TASK TO COMPLETE: Copy the lines of the material below exactly as they appear.

Records from a collection
════════
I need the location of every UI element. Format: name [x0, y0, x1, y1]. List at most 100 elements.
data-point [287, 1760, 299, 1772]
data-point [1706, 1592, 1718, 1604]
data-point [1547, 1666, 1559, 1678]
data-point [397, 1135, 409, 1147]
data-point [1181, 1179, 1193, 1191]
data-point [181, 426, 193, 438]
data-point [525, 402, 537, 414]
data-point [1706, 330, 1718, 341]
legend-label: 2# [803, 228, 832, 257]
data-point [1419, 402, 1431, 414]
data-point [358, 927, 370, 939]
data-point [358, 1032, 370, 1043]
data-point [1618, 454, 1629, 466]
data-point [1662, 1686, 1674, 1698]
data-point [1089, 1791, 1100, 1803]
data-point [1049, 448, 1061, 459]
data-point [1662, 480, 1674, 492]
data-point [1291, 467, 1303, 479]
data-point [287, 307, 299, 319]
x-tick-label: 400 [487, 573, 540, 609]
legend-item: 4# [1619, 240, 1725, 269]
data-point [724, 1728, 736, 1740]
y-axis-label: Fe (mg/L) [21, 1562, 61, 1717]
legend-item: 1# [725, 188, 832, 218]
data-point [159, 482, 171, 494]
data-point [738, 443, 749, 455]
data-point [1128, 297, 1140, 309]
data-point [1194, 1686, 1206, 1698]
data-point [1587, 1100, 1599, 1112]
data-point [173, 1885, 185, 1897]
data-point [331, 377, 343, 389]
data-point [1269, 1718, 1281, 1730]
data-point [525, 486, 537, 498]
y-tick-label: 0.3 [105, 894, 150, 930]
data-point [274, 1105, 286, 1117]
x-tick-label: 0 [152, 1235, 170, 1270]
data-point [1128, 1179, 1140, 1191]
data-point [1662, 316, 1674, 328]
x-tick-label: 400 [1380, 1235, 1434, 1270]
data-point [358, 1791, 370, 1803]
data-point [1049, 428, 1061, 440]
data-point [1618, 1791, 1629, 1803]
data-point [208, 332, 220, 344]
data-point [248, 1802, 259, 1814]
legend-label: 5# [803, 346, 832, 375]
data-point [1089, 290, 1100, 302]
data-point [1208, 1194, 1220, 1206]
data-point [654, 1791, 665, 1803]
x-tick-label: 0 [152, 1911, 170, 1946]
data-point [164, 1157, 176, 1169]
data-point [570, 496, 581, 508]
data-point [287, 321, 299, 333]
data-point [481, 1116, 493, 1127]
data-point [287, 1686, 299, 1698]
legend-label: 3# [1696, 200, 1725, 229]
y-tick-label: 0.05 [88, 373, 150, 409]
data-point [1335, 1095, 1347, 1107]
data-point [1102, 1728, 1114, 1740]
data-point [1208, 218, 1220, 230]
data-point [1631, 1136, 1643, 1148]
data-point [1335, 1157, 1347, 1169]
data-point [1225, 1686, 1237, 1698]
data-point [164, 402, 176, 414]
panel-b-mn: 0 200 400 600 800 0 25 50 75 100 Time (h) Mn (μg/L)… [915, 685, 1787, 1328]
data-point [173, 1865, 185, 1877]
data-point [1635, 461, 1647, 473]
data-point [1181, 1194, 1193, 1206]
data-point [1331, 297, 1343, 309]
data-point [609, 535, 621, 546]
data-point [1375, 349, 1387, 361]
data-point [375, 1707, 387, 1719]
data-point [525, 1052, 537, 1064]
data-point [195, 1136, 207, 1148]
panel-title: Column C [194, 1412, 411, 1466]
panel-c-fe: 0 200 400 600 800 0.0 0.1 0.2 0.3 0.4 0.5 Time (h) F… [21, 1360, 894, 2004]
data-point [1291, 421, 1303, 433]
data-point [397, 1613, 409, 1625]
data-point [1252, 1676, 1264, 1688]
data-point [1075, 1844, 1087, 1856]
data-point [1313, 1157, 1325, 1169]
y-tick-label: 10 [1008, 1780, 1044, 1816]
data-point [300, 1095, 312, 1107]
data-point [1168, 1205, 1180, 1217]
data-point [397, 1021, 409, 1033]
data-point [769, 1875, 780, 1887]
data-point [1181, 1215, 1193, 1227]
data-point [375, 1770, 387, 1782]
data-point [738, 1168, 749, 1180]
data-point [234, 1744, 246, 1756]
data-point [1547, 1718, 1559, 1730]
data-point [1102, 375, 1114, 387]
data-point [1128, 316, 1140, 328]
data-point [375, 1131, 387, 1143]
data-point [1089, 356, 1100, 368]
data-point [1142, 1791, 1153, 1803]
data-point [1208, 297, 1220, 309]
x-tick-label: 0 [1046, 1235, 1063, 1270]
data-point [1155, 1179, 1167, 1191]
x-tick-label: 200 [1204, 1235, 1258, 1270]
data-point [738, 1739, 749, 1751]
════════
FINISHED EXERCISE:
I need the location of every UI element. Format: name [x0, y0, x1, y1]. List at most 100 elements.
data-point [287, 1760, 299, 1772]
data-point [1706, 1592, 1718, 1604]
data-point [1547, 1666, 1559, 1678]
data-point [397, 1135, 409, 1147]
data-point [1181, 1179, 1193, 1191]
data-point [181, 426, 193, 438]
data-point [525, 402, 537, 414]
data-point [1706, 330, 1718, 341]
legend-label: 2# [803, 228, 832, 257]
data-point [1419, 402, 1431, 414]
data-point [358, 927, 370, 939]
data-point [358, 1032, 370, 1043]
data-point [1618, 454, 1629, 466]
data-point [1662, 1686, 1674, 1698]
data-point [1089, 1791, 1100, 1803]
data-point [1049, 448, 1061, 459]
data-point [1662, 480, 1674, 492]
data-point [1291, 467, 1303, 479]
data-point [287, 307, 299, 319]
x-tick-label: 400 [487, 573, 540, 609]
legend-item: 4# [1619, 240, 1725, 269]
data-point [724, 1728, 736, 1740]
y-axis-label: Fe (mg/L) [21, 1562, 61, 1717]
legend-item: 1# [725, 188, 832, 218]
data-point [159, 482, 171, 494]
data-point [738, 443, 749, 455]
data-point [1128, 297, 1140, 309]
data-point [1194, 1686, 1206, 1698]
data-point [1587, 1100, 1599, 1112]
data-point [173, 1885, 185, 1897]
data-point [331, 377, 343, 389]
data-point [1269, 1718, 1281, 1730]
data-point [525, 486, 537, 498]
y-tick-label: 0.3 [105, 894, 150, 930]
data-point [274, 1105, 286, 1117]
x-tick-label: 0 [152, 1235, 170, 1270]
data-point [1128, 1179, 1140, 1191]
data-point [1662, 316, 1674, 328]
x-tick-label: 400 [1380, 1235, 1434, 1270]
data-point [358, 1791, 370, 1803]
data-point [1049, 428, 1061, 440]
data-point [1618, 1791, 1629, 1803]
data-point [208, 332, 220, 344]
data-point [248, 1802, 259, 1814]
legend-label: 5# [803, 346, 832, 375]
data-point [1089, 290, 1100, 302]
data-point [1208, 1194, 1220, 1206]
data-point [654, 1791, 665, 1803]
x-tick-label: 0 [152, 1911, 170, 1946]
data-point [164, 1157, 176, 1169]
data-point [570, 496, 581, 508]
data-point [287, 321, 299, 333]
data-point [481, 1116, 493, 1127]
data-point [287, 1686, 299, 1698]
legend-label: 3# [1696, 200, 1725, 229]
y-tick-label: 0.05 [88, 373, 150, 409]
data-point [1335, 1095, 1347, 1107]
data-point [1102, 1728, 1114, 1740]
data-point [1208, 218, 1220, 230]
data-point [1631, 1136, 1643, 1148]
data-point [1335, 1157, 1347, 1169]
data-point [1225, 1686, 1237, 1698]
data-point [164, 402, 176, 414]
panel-b-mn: 0 200 400 600 800 0 25 50 75 100 Time (h) Mn (μg/L)… [915, 685, 1787, 1328]
data-point [173, 1865, 185, 1877]
data-point [1635, 461, 1647, 473]
data-point [1181, 1194, 1193, 1206]
data-point [1331, 297, 1343, 309]
data-point [609, 535, 621, 546]
data-point [1375, 349, 1387, 361]
data-point [375, 1707, 387, 1719]
data-point [525, 1052, 537, 1064]
data-point [195, 1136, 207, 1148]
panel-title: Column C [194, 1412, 411, 1466]
panel-c-fe: 0 200 400 600 800 0.0 0.1 0.2 0.3 0.4 0.5 Time (h) F… [21, 1360, 894, 2004]
data-point [1291, 421, 1303, 433]
data-point [397, 1613, 409, 1625]
data-point [1252, 1676, 1264, 1688]
data-point [1075, 1844, 1087, 1856]
data-point [1313, 1157, 1325, 1169]
y-tick-label: 10 [1008, 1780, 1044, 1816]
data-point [300, 1095, 312, 1107]
data-point [1168, 1205, 1180, 1217]
data-point [397, 1021, 409, 1033]
data-point [769, 1875, 780, 1887]
data-point [1181, 1215, 1193, 1227]
data-point [375, 1770, 387, 1782]
data-point [738, 1168, 749, 1180]
data-point [234, 1744, 246, 1756]
data-point [1547, 1718, 1559, 1730]
data-point [1102, 375, 1114, 387]
data-point [1128, 316, 1140, 328]
data-point [375, 1131, 387, 1143]
data-point [1089, 356, 1100, 368]
data-point [1142, 1791, 1153, 1803]
data-point [1208, 297, 1220, 309]
x-tick-label: 0 [1046, 1235, 1063, 1270]
data-point [1155, 1179, 1167, 1191]
x-tick-label: 200 [1204, 1235, 1258, 1270]
data-point [738, 1739, 749, 1751]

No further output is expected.